## Task directions
Return every record exactly as written.

[Dataset records]
========

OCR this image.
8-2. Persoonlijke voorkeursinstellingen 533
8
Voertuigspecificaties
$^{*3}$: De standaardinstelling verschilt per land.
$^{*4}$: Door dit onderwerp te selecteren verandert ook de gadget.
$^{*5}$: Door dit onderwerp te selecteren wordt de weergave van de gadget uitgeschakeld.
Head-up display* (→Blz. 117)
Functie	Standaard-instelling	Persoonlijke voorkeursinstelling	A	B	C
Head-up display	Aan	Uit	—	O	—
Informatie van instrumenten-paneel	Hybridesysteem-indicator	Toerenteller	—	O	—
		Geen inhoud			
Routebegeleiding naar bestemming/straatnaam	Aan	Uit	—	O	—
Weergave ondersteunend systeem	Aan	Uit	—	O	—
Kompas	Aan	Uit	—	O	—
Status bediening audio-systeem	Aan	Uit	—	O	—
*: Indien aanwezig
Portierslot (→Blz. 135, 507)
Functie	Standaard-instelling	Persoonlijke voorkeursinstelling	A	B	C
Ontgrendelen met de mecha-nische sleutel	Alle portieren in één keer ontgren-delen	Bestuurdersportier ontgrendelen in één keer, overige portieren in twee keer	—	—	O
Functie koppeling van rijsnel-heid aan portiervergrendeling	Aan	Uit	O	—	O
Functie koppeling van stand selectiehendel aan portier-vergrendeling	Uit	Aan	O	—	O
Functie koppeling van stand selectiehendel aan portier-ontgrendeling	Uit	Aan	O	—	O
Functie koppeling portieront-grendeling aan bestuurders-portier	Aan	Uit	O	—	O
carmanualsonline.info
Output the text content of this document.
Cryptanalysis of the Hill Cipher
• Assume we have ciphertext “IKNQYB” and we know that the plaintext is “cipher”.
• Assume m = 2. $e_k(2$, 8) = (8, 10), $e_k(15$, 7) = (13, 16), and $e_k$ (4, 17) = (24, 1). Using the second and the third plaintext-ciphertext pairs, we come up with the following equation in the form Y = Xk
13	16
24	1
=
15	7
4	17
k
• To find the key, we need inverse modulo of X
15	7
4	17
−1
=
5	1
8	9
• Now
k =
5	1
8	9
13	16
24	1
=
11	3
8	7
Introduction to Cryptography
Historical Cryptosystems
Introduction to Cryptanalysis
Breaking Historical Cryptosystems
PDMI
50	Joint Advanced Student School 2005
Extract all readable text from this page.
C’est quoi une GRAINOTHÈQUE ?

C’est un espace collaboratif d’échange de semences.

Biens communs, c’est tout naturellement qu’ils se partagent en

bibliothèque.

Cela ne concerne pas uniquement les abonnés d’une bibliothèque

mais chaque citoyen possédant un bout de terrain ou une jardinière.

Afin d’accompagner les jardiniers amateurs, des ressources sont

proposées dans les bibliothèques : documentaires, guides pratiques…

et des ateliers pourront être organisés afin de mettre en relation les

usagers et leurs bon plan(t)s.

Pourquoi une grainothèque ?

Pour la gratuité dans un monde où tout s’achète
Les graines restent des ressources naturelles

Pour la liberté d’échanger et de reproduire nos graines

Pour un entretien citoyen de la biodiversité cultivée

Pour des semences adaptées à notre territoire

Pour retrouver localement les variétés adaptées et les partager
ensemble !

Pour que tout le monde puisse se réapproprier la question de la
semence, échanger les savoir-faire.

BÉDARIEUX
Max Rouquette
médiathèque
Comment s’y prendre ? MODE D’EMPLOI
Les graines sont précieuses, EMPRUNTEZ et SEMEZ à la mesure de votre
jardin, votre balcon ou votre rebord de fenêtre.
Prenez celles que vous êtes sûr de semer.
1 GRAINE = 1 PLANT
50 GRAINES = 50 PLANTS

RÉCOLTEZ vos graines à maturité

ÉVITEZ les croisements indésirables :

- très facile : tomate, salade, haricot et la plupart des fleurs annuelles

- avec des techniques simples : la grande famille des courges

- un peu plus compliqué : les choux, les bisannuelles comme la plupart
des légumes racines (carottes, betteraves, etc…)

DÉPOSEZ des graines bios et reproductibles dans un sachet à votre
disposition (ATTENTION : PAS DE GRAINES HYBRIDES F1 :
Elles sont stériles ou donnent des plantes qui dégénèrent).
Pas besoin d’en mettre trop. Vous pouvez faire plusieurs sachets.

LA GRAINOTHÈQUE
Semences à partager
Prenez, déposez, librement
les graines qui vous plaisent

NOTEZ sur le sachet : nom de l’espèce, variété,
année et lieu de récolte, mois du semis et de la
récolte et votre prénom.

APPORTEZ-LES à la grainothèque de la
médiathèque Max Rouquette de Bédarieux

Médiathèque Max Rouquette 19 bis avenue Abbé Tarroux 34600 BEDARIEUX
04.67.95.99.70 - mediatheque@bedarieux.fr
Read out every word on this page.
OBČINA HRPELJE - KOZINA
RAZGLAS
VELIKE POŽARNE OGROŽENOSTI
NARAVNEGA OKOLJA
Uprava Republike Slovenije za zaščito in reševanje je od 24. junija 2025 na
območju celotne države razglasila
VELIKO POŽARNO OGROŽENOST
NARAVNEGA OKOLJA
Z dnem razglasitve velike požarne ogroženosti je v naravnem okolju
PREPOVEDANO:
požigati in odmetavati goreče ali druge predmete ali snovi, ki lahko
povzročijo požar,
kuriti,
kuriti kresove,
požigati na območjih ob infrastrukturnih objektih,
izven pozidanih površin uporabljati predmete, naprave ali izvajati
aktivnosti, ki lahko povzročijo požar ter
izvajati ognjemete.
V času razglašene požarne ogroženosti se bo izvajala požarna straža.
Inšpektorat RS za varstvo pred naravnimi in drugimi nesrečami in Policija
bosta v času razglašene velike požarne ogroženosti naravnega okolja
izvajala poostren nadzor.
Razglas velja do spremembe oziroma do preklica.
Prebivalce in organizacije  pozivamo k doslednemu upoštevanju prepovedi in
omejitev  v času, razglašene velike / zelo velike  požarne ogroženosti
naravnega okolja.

========

## Exercise output
OCR this image.
8-2. Persoonlijke voorkeursinstellingen 533
8
Voertuigspecificaties
$^{*3}$: De standaardinstelling verschilt per land.
$^{*4}$: Door dit onderwerp te selecteren verandert ook de gadget.
$^{*5}$: Door dit onderwerp te selecteren wordt de weergave van de gadget uitgeschakeld.
Head-up display* (→Blz. 117)
Functie	Standaard-instelling	Persoonlijke voorkeursinstelling	A	B	C
Head-up display	Aan	Uit	—	O	—
Informatie van instrumenten-paneel	Hybridesysteem-indicator	Toerenteller	—	O	—
		Geen inhoud			
Routebegeleiding naar bestemming/straatnaam	Aan	Uit	—	O	—
Weergave ondersteunend systeem	Aan	Uit	—	O	—
Kompas	Aan	Uit	—	O	—
Status bediening audio-systeem	Aan	Uit	—	O	—
*: Indien aanwezig
Portierslot (→Blz. 135, 507)
Functie	Standaard-instelling	Persoonlijke voorkeursinstelling	A	B	C
Ontgrendelen met de mecha-nische sleutel	Alle portieren in één keer ontgren-delen	Bestuurdersportier ontgrendelen in één keer, overige portieren in twee keer	—	—	O
Functie koppeling van rijsnel-heid aan portiervergrendeling	Aan	Uit	O	—	O
Functie koppeling van stand selectiehendel aan portier-vergrendeling	Uit	Aan	O	—	O
Functie koppeling van stand selectiehendel aan portier-ontgrendeling	Uit	Aan	O	—	O
Functie koppeling portieront-grendeling aan bestuurders-portier	Aan	Uit	O	—	O
carmanualsonline.info
Output the text content of this document.
Cryptanalysis of the Hill Cipher
• Assume we have ciphertext “IKNQYB” and we know that the plaintext is “cipher”.
• Assume m = 2. $e_k(2$, 8) = (8, 10), $e_k(15$, 7) = (13, 16), and $e_k$ (4, 17) = (24, 1). Using the second and the third plaintext-ciphertext pairs, we come up with the following equation in the form Y = Xk
13	16
24	1
=
15	7
4	17
k
• To find the key, we need inverse modulo of X
15	7
4	17
−1
=
5	1
8	9
• Now
k =
5	1
8	9
13	16
24	1
=
11	3
8	7
Introduction to Cryptography
Historical Cryptosystems
Introduction to Cryptanalysis
Breaking Historical Cryptosystems
PDMI
50	Joint Advanced Student School 2005
Extract all readable text from this page.
C’est quoi une GRAINOTHÈQUE ?

C’est un espace collaboratif d’échange de semences.

Biens communs, c’est tout naturellement qu’ils se partagent en

bibliothèque.

Cela ne concerne pas uniquement les abonnés d’une bibliothèque

mais chaque citoyen possédant un bout de terrain ou une jardinière.

Afin d’accompagner les jardiniers amateurs, des ressources sont

proposées dans les bibliothèques : documentaires, guides pratiques…

et des ateliers pourront être organisés afin de mettre en relation les

usagers et leurs bon plan(t)s.

Pourquoi une grainothèque ?

Pour la gratuité dans un monde où tout s’achète
Les graines restent des ressources naturelles

Pour la liberté d’échanger et de reproduire nos graines

Pour un entretien citoyen de la biodiversité cultivée

Pour des semences adaptées à notre territoire

Pour retrouver localement les variétés adaptées et les partager
ensemble !

Pour que tout le monde puisse se réapproprier la question de la
semence, échanger les savoir-faire.

BÉDARIEUX
Max Rouquette
médiathèque
Comment s’y prendre ? MODE D’EMPLOI
Les graines sont précieuses, EMPRUNTEZ et SEMEZ à la mesure de votre
jardin, votre balcon ou votre rebord de fenêtre.
Prenez celles que vous êtes sûr de semer.
1 GRAINE = 1 PLANT
50 GRAINES = 50 PLANTS

RÉCOLTEZ vos graines à maturité

ÉVITEZ les croisements indésirables :

- très facile : tomate, salade, haricot et la plupart des fleurs annuelles

- avec des techniques simples : la grande famille des courges

- un peu plus compliqué : les choux, les bisannuelles comme la plupart
des légumes racines (carottes, betteraves, etc…)

DÉPOSEZ des graines bios et reproductibles dans un sachet à votre
disposition (ATTENTION : PAS DE GRAINES HYBRIDES F1 :
Elles sont stériles ou donnent des plantes qui dégénèrent).
Pas besoin d’en mettre trop. Vous pouvez faire plusieurs sachets.

LA GRAINOTHÈQUE
Semences à partager
Prenez, déposez, librement
les graines qui vous plaisent

NOTEZ sur le sachet : nom de l’espèce, variété,
année et lieu de récolte, mois du semis et de la
récolte et votre prénom.

APPORTEZ-LES à la grainothèque de la
médiathèque Max Rouquette de Bédarieux

Médiathèque Max Rouquette 19 bis avenue Abbé Tarroux 34600 BEDARIEUX
04.67.95.99.70 - mediatheque@bedarieux.fr
Read out every word on this page.
OBČINA HRPELJE - KOZINA
RAZGLAS
VELIKE POŽARNE OGROŽENOSTI
NARAVNEGA OKOLJA
Uprava Republike Slovenije za zaščito in reševanje je od 24. junija 2025 na
območju celotne države razglasila
VELIKO POŽARNO OGROŽENOST
NARAVNEGA OKOLJA
Z dnem razglasitve velike požarne ogroženosti je v naravnem okolju
PREPOVEDANO:
požigati in odmetavati goreče ali druge predmete ali snovi, ki lahko
povzročijo požar,
kuriti,
kuriti kresove,
požigati na območjih ob infrastrukturnih objektih,
izven pozidanih površin uporabljati predmete, naprave ali izvajati
aktivnosti, ki lahko povzročijo požar ter
izvajati ognjemete.
V času razglašene požarne ogroženosti se bo izvajala požarna straža.
Inšpektorat RS za varstvo pred naravnimi in drugimi nesrečami in Policija
bosta v času razglašene velike požarne ogroženosti naravnega okolja
izvajala poostren nadzor.
Razglas velja do spremembe oziroma do preklica.
Prebivalce in organizacije  pozivamo k doslednemu upoštevanju prepovedi in
omejitev  v času, razglašene velike / zelo velike  požarne ogroženosti
naravnega okolja.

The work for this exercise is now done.